Required work >> Gather up the lines with the word "been" in them.

[Dataset items]
## START
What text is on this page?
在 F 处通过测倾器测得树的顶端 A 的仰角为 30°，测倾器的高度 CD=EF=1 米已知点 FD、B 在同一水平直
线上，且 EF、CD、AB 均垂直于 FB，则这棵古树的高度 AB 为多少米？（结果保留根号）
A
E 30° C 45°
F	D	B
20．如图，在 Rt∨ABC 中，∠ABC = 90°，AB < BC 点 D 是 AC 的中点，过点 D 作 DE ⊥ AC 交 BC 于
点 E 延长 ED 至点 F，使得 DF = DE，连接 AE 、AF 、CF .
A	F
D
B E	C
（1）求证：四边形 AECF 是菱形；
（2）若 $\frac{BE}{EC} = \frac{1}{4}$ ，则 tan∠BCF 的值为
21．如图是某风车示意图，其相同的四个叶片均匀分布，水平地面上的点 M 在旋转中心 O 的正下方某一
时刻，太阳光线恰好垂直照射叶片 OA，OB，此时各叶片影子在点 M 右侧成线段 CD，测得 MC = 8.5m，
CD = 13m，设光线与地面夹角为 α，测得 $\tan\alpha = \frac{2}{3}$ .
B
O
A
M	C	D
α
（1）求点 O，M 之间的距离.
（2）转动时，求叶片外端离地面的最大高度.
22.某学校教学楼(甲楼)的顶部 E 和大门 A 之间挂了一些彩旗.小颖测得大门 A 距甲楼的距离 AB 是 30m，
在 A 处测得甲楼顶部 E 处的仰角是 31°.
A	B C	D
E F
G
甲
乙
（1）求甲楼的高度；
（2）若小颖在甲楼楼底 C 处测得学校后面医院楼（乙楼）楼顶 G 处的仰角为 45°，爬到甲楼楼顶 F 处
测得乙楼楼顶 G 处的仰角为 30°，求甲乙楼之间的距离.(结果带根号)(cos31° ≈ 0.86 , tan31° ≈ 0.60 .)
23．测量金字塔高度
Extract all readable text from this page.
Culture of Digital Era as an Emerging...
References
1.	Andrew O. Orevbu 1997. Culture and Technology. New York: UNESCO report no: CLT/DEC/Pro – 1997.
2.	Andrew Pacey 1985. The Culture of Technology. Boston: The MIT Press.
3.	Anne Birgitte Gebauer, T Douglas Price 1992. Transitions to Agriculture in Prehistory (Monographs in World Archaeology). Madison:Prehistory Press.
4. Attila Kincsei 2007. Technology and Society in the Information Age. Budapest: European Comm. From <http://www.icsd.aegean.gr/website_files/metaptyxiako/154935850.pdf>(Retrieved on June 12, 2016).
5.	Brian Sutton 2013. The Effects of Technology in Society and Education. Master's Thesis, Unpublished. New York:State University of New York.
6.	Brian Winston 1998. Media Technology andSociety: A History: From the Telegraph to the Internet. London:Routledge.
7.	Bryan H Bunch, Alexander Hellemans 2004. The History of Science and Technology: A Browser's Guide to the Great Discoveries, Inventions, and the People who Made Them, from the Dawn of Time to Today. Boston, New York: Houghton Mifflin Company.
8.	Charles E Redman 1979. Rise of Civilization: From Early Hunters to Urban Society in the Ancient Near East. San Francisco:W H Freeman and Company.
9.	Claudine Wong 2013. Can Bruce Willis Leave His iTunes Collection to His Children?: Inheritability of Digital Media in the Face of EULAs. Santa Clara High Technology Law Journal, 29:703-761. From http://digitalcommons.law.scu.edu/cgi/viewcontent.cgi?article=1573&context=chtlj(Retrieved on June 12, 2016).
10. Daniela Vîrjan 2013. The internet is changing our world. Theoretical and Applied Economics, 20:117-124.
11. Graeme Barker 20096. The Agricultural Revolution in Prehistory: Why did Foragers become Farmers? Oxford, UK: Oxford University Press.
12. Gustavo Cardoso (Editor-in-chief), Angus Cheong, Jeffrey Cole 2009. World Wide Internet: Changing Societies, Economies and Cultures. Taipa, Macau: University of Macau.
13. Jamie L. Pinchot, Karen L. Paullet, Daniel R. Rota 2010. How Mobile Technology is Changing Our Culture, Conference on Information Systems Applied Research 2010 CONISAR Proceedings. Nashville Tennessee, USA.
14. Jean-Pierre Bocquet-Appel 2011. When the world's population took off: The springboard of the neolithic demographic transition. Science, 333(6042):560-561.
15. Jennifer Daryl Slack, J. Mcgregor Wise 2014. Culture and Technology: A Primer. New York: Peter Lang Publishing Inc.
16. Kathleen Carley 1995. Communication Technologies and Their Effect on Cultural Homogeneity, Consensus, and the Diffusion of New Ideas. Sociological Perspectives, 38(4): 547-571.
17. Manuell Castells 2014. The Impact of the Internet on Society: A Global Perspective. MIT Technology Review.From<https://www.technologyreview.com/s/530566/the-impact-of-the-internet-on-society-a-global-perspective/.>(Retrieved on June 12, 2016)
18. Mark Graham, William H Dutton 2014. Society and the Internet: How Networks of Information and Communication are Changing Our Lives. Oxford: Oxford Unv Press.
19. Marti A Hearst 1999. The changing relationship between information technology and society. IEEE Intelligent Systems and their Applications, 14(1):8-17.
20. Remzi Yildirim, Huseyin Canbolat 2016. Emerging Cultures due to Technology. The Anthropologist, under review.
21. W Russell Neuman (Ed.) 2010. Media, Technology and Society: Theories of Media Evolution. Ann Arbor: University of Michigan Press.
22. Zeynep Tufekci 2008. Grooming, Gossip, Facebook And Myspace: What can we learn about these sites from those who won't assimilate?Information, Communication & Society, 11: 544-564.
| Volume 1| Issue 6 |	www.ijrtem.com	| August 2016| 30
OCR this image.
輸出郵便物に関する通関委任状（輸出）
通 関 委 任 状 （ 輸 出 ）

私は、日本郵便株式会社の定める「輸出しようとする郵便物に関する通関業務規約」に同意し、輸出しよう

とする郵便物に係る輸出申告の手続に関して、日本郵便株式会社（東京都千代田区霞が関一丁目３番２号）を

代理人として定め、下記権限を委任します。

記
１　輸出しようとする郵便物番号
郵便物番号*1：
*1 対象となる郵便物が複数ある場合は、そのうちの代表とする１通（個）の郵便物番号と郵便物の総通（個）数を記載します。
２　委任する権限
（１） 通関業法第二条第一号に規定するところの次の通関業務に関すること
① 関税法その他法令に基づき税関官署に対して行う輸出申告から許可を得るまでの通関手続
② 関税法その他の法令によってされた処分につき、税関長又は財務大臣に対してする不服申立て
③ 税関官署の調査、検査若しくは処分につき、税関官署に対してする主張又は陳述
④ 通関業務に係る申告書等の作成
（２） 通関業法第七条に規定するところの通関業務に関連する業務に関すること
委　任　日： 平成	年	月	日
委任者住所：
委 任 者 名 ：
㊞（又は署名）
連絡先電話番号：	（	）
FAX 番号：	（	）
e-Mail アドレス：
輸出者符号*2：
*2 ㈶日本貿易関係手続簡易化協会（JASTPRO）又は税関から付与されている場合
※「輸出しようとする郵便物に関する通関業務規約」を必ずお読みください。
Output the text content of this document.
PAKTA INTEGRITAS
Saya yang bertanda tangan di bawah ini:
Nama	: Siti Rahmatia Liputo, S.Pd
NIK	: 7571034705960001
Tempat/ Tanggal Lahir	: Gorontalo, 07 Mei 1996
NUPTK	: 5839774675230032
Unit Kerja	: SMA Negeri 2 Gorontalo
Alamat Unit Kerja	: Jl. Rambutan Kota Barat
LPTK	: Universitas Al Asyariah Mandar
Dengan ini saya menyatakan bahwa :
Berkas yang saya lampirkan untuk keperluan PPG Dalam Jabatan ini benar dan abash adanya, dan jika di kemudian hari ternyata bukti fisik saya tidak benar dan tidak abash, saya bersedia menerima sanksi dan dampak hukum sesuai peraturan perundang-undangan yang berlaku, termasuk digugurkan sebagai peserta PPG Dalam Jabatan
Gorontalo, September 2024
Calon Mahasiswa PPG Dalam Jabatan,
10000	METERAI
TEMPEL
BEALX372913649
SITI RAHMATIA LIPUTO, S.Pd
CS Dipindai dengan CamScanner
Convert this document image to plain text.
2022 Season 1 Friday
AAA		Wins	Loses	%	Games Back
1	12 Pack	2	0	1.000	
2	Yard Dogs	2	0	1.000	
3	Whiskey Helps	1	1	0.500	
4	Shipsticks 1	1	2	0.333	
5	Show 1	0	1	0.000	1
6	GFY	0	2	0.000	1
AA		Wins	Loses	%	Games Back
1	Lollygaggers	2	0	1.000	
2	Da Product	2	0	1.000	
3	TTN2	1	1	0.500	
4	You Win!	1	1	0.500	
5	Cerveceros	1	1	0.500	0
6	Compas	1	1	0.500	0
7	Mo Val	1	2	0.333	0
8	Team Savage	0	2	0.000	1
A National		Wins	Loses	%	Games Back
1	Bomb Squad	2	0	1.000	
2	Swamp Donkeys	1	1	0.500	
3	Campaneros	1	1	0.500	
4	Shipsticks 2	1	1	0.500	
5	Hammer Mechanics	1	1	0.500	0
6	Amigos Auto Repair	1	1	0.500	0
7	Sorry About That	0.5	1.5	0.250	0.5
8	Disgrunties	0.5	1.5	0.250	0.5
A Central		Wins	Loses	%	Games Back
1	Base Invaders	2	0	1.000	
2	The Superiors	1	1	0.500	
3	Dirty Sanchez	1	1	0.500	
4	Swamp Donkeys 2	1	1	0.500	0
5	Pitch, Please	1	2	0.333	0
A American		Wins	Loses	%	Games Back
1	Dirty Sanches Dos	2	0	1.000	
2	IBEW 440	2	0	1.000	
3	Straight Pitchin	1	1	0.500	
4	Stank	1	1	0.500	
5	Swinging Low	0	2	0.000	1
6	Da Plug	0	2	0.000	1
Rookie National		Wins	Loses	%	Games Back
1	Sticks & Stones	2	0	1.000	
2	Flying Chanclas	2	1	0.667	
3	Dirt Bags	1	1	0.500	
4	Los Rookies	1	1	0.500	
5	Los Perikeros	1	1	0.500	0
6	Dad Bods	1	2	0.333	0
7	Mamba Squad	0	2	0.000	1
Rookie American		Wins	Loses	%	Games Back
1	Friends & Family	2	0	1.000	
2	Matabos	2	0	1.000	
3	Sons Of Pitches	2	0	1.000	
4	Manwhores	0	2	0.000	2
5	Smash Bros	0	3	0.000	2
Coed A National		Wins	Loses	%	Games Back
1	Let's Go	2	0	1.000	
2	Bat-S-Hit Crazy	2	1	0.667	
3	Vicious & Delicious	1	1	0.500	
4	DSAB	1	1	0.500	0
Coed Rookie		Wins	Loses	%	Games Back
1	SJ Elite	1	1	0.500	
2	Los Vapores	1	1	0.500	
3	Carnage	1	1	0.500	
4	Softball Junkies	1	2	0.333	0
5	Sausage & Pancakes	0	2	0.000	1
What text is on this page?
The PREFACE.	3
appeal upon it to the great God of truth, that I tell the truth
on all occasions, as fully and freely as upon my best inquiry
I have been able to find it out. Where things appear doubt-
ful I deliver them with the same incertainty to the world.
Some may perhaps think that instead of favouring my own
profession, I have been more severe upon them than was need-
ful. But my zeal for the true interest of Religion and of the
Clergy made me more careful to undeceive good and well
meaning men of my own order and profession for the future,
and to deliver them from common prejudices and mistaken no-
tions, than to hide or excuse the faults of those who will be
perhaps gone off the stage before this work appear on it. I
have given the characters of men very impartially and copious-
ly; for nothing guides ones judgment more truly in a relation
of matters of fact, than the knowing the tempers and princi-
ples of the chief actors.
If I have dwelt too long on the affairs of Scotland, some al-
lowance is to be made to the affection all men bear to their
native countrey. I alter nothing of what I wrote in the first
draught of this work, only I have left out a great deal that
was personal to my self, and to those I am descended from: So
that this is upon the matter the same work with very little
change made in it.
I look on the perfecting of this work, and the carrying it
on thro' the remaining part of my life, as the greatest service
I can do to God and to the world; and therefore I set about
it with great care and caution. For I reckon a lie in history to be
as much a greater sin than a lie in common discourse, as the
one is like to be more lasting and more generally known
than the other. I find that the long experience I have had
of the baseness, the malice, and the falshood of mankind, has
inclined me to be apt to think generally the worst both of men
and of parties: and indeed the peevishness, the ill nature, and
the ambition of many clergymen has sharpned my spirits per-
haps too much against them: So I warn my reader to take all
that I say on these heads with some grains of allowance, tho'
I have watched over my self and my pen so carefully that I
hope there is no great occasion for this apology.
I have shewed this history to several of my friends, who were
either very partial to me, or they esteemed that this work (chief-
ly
## END
Final answer >>
I have been able to find it out. Where things appear doubt-
profession, I have been more severe upon them than was need-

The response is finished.